- _Written exercise_: Go through the material below and copy each line where the word "your" appears.

- _Available data_:
===

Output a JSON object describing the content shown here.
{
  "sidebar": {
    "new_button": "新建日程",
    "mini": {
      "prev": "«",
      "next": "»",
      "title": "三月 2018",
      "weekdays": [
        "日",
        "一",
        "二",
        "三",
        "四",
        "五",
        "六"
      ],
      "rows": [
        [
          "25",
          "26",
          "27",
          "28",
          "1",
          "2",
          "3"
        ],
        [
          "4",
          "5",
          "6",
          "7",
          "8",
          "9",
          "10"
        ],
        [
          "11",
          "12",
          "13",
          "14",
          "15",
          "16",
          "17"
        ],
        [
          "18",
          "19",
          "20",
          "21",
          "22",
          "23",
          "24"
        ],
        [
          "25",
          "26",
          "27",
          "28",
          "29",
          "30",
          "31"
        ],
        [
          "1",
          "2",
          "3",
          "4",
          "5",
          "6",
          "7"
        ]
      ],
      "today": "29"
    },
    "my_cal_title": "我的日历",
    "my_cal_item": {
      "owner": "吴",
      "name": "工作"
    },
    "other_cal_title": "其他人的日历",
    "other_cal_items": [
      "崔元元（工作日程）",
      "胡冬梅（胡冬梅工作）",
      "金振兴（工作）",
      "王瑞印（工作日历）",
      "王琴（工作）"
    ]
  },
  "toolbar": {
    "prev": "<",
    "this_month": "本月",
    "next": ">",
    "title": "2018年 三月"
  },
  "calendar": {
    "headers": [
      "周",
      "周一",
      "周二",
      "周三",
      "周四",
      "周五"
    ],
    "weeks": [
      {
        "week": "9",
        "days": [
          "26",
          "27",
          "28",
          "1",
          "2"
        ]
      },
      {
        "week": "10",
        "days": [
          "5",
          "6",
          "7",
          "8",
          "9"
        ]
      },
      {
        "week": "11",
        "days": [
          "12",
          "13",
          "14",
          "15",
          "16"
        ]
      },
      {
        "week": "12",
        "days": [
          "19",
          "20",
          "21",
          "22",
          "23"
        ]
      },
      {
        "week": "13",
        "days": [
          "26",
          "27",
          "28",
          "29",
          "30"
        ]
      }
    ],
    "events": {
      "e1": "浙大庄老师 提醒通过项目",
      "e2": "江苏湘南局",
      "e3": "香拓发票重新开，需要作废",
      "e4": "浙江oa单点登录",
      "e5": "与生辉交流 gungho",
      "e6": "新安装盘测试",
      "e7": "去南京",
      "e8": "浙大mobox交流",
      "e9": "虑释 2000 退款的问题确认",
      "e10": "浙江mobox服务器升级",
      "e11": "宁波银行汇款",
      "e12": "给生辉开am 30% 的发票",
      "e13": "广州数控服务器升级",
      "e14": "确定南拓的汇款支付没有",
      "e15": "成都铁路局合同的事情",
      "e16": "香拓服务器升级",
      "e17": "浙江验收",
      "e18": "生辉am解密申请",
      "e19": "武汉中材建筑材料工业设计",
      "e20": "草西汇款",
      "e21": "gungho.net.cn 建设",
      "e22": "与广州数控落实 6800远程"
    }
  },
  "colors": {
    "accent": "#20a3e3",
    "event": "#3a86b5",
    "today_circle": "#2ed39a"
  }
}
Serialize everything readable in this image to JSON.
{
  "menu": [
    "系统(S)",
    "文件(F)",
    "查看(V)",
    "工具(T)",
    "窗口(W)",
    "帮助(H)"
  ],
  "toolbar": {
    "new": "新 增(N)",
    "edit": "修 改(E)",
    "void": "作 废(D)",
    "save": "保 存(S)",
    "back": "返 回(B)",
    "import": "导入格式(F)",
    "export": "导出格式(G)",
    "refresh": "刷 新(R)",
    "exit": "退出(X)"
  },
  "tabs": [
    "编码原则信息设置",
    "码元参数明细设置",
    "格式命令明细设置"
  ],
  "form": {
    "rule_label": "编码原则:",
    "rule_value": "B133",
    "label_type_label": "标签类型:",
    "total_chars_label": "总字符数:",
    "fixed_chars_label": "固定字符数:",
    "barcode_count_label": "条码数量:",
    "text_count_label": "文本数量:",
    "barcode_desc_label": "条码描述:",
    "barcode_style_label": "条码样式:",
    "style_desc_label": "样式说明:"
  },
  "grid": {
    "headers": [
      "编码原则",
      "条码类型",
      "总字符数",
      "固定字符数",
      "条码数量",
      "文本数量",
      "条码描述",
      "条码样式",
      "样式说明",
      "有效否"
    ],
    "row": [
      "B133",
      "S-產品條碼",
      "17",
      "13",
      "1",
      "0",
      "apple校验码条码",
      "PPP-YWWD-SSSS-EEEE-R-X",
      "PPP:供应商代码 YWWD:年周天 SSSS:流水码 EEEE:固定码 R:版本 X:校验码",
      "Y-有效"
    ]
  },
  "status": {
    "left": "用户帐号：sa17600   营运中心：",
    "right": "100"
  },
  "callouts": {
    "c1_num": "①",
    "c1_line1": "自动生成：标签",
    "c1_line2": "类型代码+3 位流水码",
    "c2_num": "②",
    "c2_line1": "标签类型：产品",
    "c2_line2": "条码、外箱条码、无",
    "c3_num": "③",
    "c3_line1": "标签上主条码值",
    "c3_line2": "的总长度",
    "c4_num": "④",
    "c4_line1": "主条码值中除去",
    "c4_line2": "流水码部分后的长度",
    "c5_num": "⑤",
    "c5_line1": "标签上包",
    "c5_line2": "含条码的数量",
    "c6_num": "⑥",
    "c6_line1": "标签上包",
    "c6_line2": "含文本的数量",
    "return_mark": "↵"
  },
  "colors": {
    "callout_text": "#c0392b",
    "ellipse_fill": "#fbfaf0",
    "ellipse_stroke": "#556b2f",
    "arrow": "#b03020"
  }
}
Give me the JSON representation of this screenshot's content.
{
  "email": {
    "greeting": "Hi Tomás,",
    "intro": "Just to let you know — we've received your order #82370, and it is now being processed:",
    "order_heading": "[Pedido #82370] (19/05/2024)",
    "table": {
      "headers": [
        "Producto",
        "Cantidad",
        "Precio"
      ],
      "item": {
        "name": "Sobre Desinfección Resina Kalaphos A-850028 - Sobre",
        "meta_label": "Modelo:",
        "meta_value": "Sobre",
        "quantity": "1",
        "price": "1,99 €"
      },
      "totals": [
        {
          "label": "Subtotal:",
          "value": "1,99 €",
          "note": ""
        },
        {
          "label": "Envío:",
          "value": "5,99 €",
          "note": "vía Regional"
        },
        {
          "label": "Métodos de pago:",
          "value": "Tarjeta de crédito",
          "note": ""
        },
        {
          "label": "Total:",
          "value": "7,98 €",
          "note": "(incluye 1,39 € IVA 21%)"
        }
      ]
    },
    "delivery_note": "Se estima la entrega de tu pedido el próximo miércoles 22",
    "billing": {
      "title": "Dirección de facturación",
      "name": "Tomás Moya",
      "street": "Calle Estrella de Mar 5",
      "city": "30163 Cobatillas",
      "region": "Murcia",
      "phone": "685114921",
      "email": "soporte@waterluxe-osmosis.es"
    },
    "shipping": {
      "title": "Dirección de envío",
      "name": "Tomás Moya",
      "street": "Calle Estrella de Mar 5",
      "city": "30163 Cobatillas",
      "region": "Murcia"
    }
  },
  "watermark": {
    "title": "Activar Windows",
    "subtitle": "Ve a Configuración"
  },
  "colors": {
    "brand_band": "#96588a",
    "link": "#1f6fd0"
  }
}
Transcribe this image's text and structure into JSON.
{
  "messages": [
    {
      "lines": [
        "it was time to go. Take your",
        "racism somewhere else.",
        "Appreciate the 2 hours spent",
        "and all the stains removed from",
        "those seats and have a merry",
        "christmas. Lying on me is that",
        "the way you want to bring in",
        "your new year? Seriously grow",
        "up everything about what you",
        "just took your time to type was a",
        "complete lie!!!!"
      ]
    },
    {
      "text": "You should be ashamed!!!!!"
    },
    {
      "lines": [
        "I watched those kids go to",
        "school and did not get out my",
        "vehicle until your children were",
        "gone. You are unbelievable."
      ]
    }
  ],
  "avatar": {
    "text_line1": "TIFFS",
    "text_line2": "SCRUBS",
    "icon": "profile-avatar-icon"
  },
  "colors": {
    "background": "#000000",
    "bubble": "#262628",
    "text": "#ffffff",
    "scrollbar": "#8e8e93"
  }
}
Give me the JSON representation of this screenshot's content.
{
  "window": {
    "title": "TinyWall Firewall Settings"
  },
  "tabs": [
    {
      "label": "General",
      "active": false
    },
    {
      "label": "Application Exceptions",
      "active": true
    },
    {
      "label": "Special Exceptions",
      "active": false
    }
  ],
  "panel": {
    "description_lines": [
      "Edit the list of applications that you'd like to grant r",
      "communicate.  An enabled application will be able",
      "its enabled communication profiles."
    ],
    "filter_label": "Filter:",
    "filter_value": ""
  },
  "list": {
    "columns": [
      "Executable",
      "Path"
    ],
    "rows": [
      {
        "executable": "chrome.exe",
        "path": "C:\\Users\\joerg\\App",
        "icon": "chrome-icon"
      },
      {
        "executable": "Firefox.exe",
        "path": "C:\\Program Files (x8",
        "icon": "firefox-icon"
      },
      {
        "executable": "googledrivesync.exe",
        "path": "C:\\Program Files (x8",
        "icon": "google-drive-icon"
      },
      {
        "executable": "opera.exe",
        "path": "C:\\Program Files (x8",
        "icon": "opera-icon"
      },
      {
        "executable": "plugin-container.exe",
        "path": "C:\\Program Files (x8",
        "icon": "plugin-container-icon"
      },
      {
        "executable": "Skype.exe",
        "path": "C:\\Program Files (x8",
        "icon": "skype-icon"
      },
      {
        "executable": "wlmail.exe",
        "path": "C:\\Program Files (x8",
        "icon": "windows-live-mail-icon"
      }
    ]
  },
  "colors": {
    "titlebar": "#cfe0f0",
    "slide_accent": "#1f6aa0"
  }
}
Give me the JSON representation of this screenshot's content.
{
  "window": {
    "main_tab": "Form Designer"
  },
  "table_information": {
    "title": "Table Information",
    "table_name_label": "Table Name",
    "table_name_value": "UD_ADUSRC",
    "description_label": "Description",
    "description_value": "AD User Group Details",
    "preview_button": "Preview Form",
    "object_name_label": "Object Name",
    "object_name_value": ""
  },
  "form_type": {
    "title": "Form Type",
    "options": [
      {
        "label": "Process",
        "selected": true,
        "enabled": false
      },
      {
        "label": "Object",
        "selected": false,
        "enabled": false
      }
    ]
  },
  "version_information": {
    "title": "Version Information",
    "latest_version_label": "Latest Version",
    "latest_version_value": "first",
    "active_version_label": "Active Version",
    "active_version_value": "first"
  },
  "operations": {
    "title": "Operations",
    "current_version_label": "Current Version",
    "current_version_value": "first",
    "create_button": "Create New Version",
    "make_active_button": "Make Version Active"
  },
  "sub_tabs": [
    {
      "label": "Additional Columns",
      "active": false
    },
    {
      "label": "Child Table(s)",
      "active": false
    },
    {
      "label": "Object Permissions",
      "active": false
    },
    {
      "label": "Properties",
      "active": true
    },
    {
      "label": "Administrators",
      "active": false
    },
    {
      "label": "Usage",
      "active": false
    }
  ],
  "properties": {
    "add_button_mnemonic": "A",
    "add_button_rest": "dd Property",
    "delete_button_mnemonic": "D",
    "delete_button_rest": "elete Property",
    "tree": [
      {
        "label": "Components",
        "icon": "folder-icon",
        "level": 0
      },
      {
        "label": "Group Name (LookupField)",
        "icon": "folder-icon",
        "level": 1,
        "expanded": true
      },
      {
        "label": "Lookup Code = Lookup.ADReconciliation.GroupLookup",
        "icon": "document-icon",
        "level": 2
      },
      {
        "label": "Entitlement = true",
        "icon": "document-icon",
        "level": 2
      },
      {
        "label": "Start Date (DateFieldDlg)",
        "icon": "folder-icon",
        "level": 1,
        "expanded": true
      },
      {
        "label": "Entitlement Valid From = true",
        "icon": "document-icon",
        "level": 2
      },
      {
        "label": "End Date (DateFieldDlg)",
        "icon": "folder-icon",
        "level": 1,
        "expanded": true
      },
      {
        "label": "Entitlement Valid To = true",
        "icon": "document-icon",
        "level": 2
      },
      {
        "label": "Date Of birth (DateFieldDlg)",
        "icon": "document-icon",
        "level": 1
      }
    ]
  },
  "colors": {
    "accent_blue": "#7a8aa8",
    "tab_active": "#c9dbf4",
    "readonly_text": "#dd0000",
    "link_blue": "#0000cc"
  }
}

===

- _Written solution_:
    "intro": "Just to let you know — we've received your order #82370, and it is now being processed:",
        "it was time to go. Take your",
        "your new year? Seriously grow",
        "just took your time to type was a",
        "vehicle until your children were",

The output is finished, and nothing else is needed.